(Stored records)
++++++

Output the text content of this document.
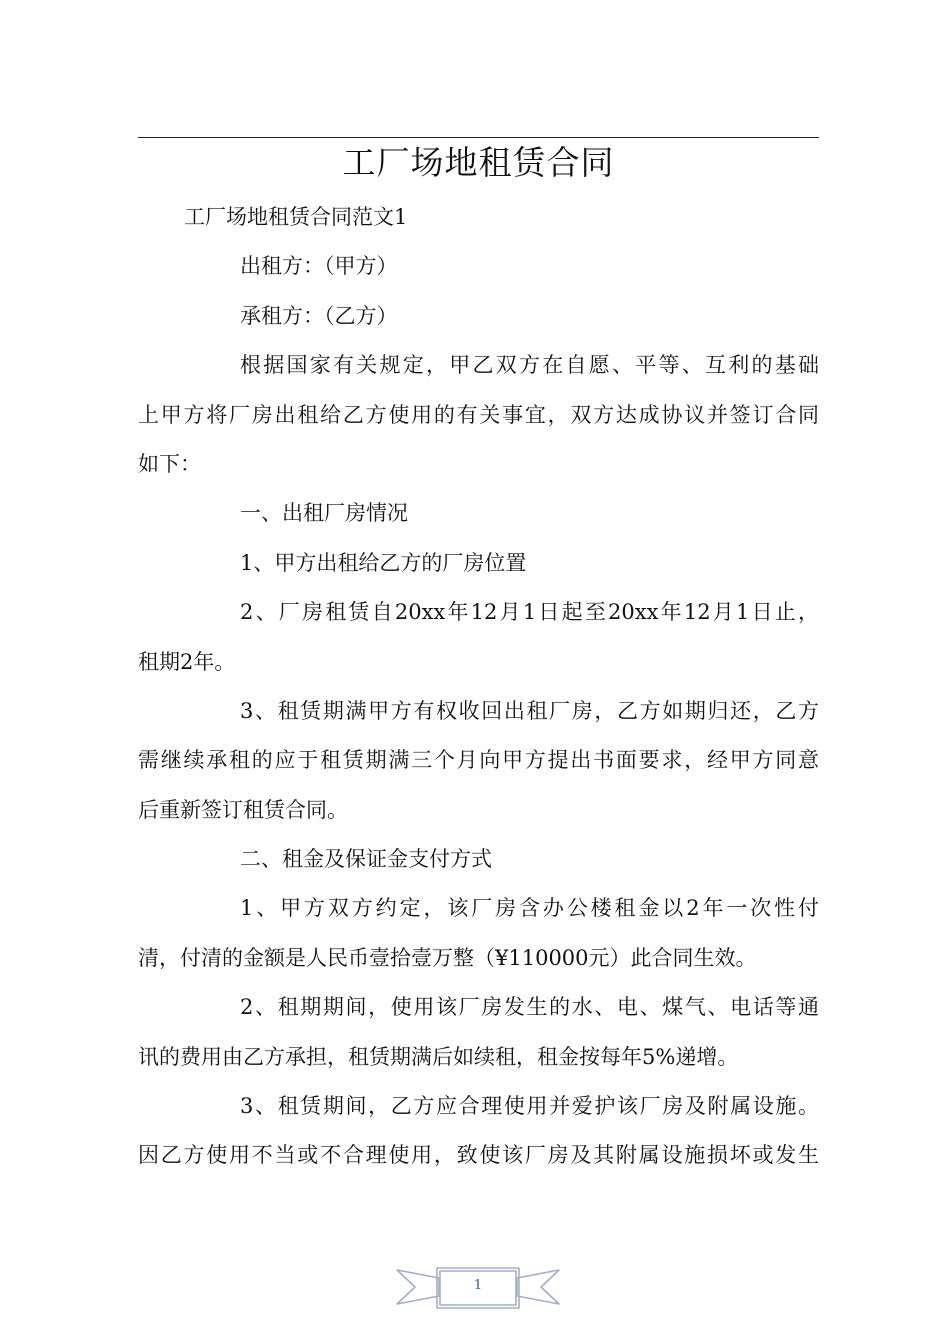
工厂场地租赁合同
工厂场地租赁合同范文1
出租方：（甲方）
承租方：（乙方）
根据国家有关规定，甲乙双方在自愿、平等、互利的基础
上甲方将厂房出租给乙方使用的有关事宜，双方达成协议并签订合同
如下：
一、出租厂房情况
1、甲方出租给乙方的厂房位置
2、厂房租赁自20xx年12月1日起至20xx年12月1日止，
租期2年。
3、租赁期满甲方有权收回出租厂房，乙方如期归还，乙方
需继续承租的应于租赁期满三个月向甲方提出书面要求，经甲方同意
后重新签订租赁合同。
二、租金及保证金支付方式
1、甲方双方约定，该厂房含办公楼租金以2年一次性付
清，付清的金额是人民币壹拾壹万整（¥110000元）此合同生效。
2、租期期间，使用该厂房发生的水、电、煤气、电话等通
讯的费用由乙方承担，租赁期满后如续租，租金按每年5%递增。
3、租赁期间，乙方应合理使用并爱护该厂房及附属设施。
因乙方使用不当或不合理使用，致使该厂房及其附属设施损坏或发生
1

++++++

Retype each entry precisely. Skip images entirely.

Output the text content of this document.
工厂场地租赁合同
工厂场地租赁合同范文1
出租方：（甲方）
承租方：（乙方）
根据国家有关规定，甲乙双方在自愿、平等、互利的基础
上甲方将厂房出租给乙方使用的有关事宜，双方达成协议并签订合同
如下：
一、出租厂房情况
1、甲方出租给乙方的厂房位置
2、厂房租赁自20xx年12月1日起至20xx年12月1日止，
租期2年。
3、租赁期满甲方有权收回出租厂房，乙方如期归还，乙方
需继续承租的应于租赁期满三个月向甲方提出书面要求，经甲方同意
后重新签订租赁合同。
二、租金及保证金支付方式
1、甲方双方约定，该厂房含办公楼租金以2年一次性付
清，付清的金额是人民币壹拾壹万整（¥110000元）此合同生效。
2、租期期间，使用该厂房发生的水、电、煤气、电话等通
讯的费用由乙方承担，租赁期满后如续租，租金按每年5%递增。
3、租赁期间，乙方应合理使用并爱护该厂房及附属设施。
因乙方使用不当或不合理使用，致使该厂房及其附属设施损坏或发生
1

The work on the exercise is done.